Extracted data entries:

· · · · ·

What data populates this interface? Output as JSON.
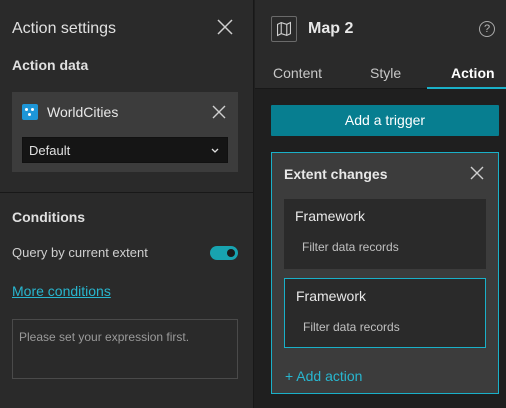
{
  "left_panel": {
    "title": "Action settings",
    "action_data_title": "Action data",
    "data_source": {
      "name": "WorldCities",
      "selected_view": "Default"
    },
    "conditions_title": "Conditions",
    "query_label": "Query by current extent",
    "query_enabled": true,
    "more_conditions_label": "More conditions",
    "expression_placeholder": "Please set your expression first."
  },
  "right_panel": {
    "title": "Map 2",
    "help_glyph": "?",
    "tabs": [
      {
        "label": "Content",
        "active": false
      },
      {
        "label": "Style",
        "active": false
      },
      {
        "label": "Action",
        "active": true
      }
    ],
    "add_trigger_label": "Add a trigger",
    "trigger": {
      "title": "Extent changes",
      "actions": [
        {
          "name": "Framework",
          "description": "Filter data records",
          "selected": false
        },
        {
          "name": "Framework",
          "description": "Filter data records",
          "selected": true
        }
      ],
      "add_action_label": "+ Add action"
    }
  },
  "colors": {
    "accent": "#1ab0c8",
    "button": "#077e90",
    "link": "#28b6cf",
    "panel_bg": "#2a2a2a"
  },
  "icons": [
    "close-icon",
    "datasource-icon",
    "chevron-down-icon",
    "map-icon",
    "help-icon"
  ]
}
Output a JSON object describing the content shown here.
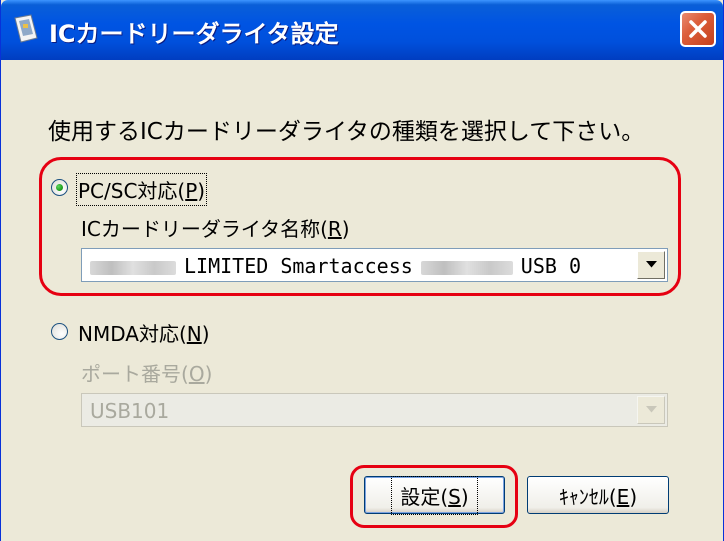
{
  "window": {
    "title": "ICカードリーダライタ設定",
    "close_icon": "close-icon"
  },
  "instruction": "使用するICカードリーダライタの種類を選択して下さい。",
  "options": {
    "pcsc": {
      "label_prefix": "PC/SC対応(",
      "accesskey": "P",
      "label_suffix": ")",
      "selected": true,
      "device_label_prefix": "ICカードリーダライタ名称(",
      "device_accesskey": "R",
      "device_label_suffix": ")",
      "device_value_1": "LIMITED Smartaccess",
      "device_value_2": "USB 0"
    },
    "nmda": {
      "label_prefix": "NMDA対応(",
      "accesskey": "N",
      "label_suffix": ")",
      "selected": false,
      "port_label_prefix": "ポート番号(",
      "port_accesskey": "O",
      "port_label_suffix": ")",
      "port_value": "USB101"
    }
  },
  "buttons": {
    "ok_prefix": "設定(",
    "ok_accesskey": "S",
    "ok_suffix": ")",
    "cancel_prefix": "ｷｬﾝｾﾙ(",
    "cancel_accesskey": "E",
    "cancel_suffix": ")"
  },
  "colors": {
    "title_bar": "#0054e3",
    "window_bg": "#ece9d8",
    "highlight": "#e60012"
  }
}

· · · · ·

What to work on: Pictures stay out; reproduce every line of the records exactly.

Solution:
What data populates this interface? Output as JSON.
{
  "left_panel": {
    "title": "Action settings",
    "action_data_title": "Action data",
    "data_source": {
      "name": "WorldCities",
      "selected_view": "Default"
    },
    "conditions_title": "Conditions",
    "query_label": "Query by current extent",
    "query_enabled": true,
    "more_conditions_label": "More conditions",
    "expression_placeholder": "Please set your expression first."
  },
  "right_panel": {
    "title": "Map 2",
    "help_glyph": "?",
    "tabs": [
      {
        "label": "Content",
        "active": false
      },
      {
        "label": "Style",
        "active": false
      },
      {
        "label": "Action",
        "active": true
      }
    ],
    "add_trigger_label": "Add a trigger",
    "trigger": {
      "title": "Extent changes",
      "actions": [
        {
          "name": "Framework",
          "description": "Filter data records",
          "selected": false
        },
        {
          "name": "Framework",
          "description": "Filter data records",
          "selected": true
        }
      ],
      "add_action_label": "+ Add action"
    }
  },
  "colors": {
    "accent": "#1ab0c8",
    "button": "#077e90",
    "link": "#28b6cf",
    "panel_bg": "#2a2a2a"
  },
  "icons": [
    "close-icon",
    "datasource-icon",
    "chevron-down-icon",
    "map-icon",
    "help-icon"
  ]
}
Output a JSON object describing the content shown here.
{
  "window": {
    "title": "ICカードリーダライタ設定",
    "close_icon": "close-icon"
  },
  "instruction": "使用するICカードリーダライタの種類を選択して下さい。",
  "options": {
    "pcsc": {
      "label_prefix": "PC/SC対応(",
      "accesskey": "P",
      "label_suffix": ")",
      "selected": true,
      "device_label_prefix": "ICカードリーダライタ名称(",
      "device_accesskey": "R",
      "device_label_suffix": ")",
      "device_value_1": "LIMITED Smartaccess",
      "device_value_2": "USB 0"
    },
    "nmda": {
      "label_prefix": "NMDA対応(",
      "accesskey": "N",
      "label_suffix": ")",
      "selected": false,
      "port_label_prefix": "ポート番号(",
      "port_accesskey": "O",
      "port_label_suffix": ")",
      "port_value": "USB101"
    }
  },
  "buttons": {
    "ok_prefix": "設定(",
    "ok_accesskey": "S",
    "ok_suffix": ")",
    "cancel_prefix": "ｷｬﾝｾﾙ(",
    "cancel_accesskey": "E",
    "cancel_suffix": ")"
  },
  "colors": {
    "title_bar": "#0054e3",
    "window_bg": "#ece9d8",
    "highlight": "#e60012"
  }
}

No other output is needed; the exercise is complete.